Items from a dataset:
┏━━

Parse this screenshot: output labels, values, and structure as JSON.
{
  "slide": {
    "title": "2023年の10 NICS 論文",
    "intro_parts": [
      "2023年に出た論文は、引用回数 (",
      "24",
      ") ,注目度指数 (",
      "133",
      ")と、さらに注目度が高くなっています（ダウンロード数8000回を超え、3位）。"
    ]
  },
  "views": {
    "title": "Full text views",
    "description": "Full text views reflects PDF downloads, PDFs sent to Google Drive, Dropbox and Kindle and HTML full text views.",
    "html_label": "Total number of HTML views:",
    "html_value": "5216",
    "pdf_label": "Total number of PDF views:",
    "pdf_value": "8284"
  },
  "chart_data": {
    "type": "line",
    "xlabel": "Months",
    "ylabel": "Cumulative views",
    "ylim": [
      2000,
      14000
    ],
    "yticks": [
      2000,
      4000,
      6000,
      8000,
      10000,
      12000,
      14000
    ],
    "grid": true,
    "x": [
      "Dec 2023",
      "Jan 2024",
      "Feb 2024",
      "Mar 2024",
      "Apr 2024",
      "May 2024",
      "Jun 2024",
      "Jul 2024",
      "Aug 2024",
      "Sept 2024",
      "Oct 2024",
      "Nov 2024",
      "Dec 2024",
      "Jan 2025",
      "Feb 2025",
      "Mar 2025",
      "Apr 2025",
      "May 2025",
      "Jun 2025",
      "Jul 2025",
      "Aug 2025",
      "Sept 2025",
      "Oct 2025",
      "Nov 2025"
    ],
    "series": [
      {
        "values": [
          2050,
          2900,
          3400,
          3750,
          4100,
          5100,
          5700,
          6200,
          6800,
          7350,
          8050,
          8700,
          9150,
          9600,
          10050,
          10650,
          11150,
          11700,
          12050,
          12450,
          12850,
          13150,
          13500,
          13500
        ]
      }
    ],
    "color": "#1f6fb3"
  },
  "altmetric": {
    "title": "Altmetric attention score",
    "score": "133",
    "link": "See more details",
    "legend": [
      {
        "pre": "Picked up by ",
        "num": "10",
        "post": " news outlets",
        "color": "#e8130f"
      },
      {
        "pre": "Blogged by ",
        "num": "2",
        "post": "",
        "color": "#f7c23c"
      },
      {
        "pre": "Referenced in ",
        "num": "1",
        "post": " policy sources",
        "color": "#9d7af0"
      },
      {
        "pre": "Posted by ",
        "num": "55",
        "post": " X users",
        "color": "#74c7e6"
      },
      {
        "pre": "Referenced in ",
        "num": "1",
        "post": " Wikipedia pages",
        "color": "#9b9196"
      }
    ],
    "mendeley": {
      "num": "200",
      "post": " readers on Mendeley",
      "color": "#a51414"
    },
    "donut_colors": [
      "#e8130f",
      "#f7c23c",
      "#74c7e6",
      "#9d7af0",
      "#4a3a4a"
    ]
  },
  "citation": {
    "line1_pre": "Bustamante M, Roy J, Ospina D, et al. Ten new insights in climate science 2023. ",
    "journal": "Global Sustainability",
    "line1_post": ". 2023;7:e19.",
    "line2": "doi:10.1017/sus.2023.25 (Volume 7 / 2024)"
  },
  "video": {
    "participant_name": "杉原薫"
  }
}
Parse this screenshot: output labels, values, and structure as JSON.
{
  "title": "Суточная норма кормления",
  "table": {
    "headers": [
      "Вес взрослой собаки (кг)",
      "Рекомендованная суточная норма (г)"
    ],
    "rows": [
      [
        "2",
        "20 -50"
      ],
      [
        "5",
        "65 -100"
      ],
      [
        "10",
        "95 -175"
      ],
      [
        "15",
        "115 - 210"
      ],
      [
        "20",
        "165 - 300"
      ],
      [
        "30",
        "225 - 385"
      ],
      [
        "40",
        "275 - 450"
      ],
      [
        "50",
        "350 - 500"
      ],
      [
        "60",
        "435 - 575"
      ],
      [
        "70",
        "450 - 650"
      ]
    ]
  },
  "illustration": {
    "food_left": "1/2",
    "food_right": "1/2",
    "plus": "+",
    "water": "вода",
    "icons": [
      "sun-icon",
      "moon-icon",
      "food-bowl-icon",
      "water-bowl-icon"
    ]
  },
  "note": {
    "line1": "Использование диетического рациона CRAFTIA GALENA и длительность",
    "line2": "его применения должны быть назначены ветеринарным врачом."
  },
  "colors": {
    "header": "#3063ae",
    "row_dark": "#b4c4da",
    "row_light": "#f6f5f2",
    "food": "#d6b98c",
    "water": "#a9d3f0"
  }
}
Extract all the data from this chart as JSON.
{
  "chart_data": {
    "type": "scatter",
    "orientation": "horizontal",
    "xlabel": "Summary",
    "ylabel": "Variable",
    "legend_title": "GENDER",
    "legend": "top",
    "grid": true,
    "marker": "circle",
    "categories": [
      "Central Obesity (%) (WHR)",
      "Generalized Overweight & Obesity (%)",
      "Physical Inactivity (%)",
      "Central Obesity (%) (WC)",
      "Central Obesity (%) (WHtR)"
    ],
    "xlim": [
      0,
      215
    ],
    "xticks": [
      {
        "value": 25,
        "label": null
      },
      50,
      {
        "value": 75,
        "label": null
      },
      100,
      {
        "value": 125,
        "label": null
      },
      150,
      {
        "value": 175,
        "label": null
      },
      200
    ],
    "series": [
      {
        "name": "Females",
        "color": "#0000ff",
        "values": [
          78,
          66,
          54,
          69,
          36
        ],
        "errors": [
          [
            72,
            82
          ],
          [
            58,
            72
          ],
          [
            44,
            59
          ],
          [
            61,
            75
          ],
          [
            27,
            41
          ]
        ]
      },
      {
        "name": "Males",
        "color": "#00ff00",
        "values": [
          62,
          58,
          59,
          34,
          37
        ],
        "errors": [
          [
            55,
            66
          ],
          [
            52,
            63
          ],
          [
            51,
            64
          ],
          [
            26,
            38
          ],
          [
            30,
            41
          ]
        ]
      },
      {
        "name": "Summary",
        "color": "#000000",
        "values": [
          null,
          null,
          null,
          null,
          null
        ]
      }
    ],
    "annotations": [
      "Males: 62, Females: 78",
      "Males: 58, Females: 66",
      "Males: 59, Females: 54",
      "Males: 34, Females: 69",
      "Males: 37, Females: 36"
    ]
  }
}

┗━━

Exercise task = Recopy all the lines exactly as they appear.

Result for this exercise =
Parse this screenshot: output labels, values, and structure as JSON.
{
  "slide": {
    "title": "2023年の10 NICS 論文",
    "intro_parts": [
      "2023年に出た論文は、引用回数 (",
      "24",
      ") ,注目度指数 (",
      "133",
      ")と、さらに注目度が高くなっています（ダウンロード数8000回を超え、3位）。"
    ]
  },
  "views": {
    "title": "Full text views",
    "description": "Full text views reflects PDF downloads, PDFs sent to Google Drive, Dropbox and Kindle and HTML full text views.",
    "html_label": "Total number of HTML views:",
    "html_value": "5216",
    "pdf_label": "Total number of PDF views:",
    "pdf_value": "8284"
  },
  "chart_data": {
    "type": "line",
    "xlabel": "Months",
    "ylabel": "Cumulative views",
    "ylim": [
      2000,
      14000
    ],
    "yticks": [
      2000,
      4000,
      6000,
      8000,
      10000,
      12000,
      14000
    ],
    "grid": true,
    "x": [
      "Dec 2023",
      "Jan 2024",
      "Feb 2024",
      "Mar 2024",
      "Apr 2024",
      "May 2024",
      "Jun 2024",
      "Jul 2024",
      "Aug 2024",
      "Sept 2024",
      "Oct 2024",
      "Nov 2024",
      "Dec 2024",
      "Jan 2025",
      "Feb 2025",
      "Mar 2025",
      "Apr 2025",
      "May 2025",
      "Jun 2025",
      "Jul 2025",
      "Aug 2025",
      "Sept 2025",
      "Oct 2025",
      "Nov 2025"
    ],
    "series": [
      {
        "values": [
          2050,
          2900,
          3400,
          3750,
          4100,
          5100,
          5700,
          6200,
          6800,
          7350,
          8050,
          8700,
          9150,
          9600,
          10050,
          10650,
          11150,
          11700,
          12050,
          12450,
          12850,
          13150,
          13500,
          13500
        ]
      }
    ],
    "color": "#1f6fb3"
  },
  "altmetric": {
    "title": "Altmetric attention score",
    "score": "133",
    "link": "See more details",
    "legend": [
      {
        "pre": "Picked up by ",
        "num": "10",
        "post": " news outlets",
        "color": "#e8130f"
      },
      {
        "pre": "Blogged by ",
        "num": "2",
        "post": "",
        "color": "#f7c23c"
      },
      {
        "pre": "Referenced in ",
        "num": "1",
        "post": " policy sources",
        "color": "#9d7af0"
      },
      {
        "pre": "Posted by ",
        "num": "55",
        "post": " X users",
        "color": "#74c7e6"
      },
      {
        "pre": "Referenced in ",
        "num": "1",
        "post": " Wikipedia pages",
        "color": "#9b9196"
      }
    ],
    "mendeley": {
      "num": "200",
      "post": " readers on Mendeley",
      "color": "#a51414"
    },
    "donut_colors": [
      "#e8130f",
      "#f7c23c",
      "#74c7e6",
      "#9d7af0",
      "#4a3a4a"
    ]
  },
  "citation": {
    "line1_pre": "Bustamante M, Roy J, Ospina D, et al. Ten new insights in climate science 2023. ",
    "journal": "Global Sustainability",
    "line1_post": ". 2023;7:e19.",
    "line2": "doi:10.1017/sus.2023.25 (Volume 7 / 2024)"
  },
  "video": {
    "participant_name": "杉原薫"
  }
}
Parse this screenshot: output labels, values, and structure as JSON.
{
  "title": "Суточная норма кормления",
  "table": {
    "headers": [
      "Вес взрослой собаки (кг)",
      "Рекомендованная суточная норма (г)"
    ],
    "rows": [
      [
        "2",
        "20 -50"
      ],
      [
        "5",
        "65 -100"
      ],
      [
        "10",
        "95 -175"
      ],
      [
        "15",
        "115 - 210"
      ],
      [
        "20",
        "165 - 300"
      ],
      [
        "30",
        "225 - 385"
      ],
      [
        "40",
        "275 - 450"
      ],
      [
        "50",
        "350 - 500"
      ],
      [
        "60",
        "435 - 575"
      ],
      [
        "70",
        "450 - 650"
      ]
    ]
  },
  "illustration": {
    "food_left": "1/2",
    "food_right": "1/2",
    "plus": "+",
    "water": "вода",
    "icons": [
      "sun-icon",
      "moon-icon",
      "food-bowl-icon",
      "water-bowl-icon"
    ]
  },
  "note": {
    "line1": "Использование диетического рациона CRAFTIA GALENA и длительность",
    "line2": "его применения должны быть назначены ветеринарным врачом."
  },
  "colors": {
    "header": "#3063ae",
    "row_dark": "#b4c4da",
    "row_light": "#f6f5f2",
    "food": "#d6b98c",
    "water": "#a9d3f0"
  }
}
Extract all the data from this chart as JSON.
{
  "chart_data": {
    "type": "scatter",
    "orientation": "horizontal",
    "xlabel": "Summary",
    "ylabel": "Variable",
    "legend_title": "GENDER",
    "legend": "top",
    "grid": true,
    "marker": "circle",
    "categories": [
      "Central Obesity (%) (WHR)",
      "Generalized Overweight & Obesity (%)",
      "Physical Inactivity (%)",
      "Central Obesity (%) (WC)",
      "Central Obesity (%) (WHtR)"
    ],
    "xlim": [
      0,
      215
    ],
    "xticks": [
      {
        "value": 25,
        "label": null
      },
      50,
      {
        "value": 75,
        "label": null
      },
      100,
      {
        "value": 125,
        "label": null
      },
      150,
      {
        "value": 175,
        "label": null
      },
      200
    ],
    "series": [
      {
        "name": "Females",
        "color": "#0000ff",
        "values": [
          78,
          66,
          54,
          69,
          36
        ],
        "errors": [
          [
            72,
            82
          ],
          [
            58,
            72
          ],
          [
            44,
            59
          ],
          [
            61,
            75
          ],
          [
            27,
            41
          ]
        ]
      },
      {
        "name": "Males",
        "color": "#00ff00",
        "values": [
          62,
          58,
          59,
          34,
          37
        ],
        "errors": [
          [
            55,
            66
          ],
          [
            52,
            63
          ],
          [
            51,
            64
          ],
          [
            26,
            38
          ],
          [
            30,
            41
          ]
        ]
      },
      {
        "name": "Summary",
        "color": "#000000",
        "values": [
          null,
          null,
          null,
          null,
          null
        ]
      }
    ],
    "annotations": [
      "Males: 62, Females: 78",
      "Males: 58, Females: 66",
      "Males: 59, Females: 54",
      "Males: 34, Females: 69",
      "Males: 37, Females: 36"
    ]
  }
}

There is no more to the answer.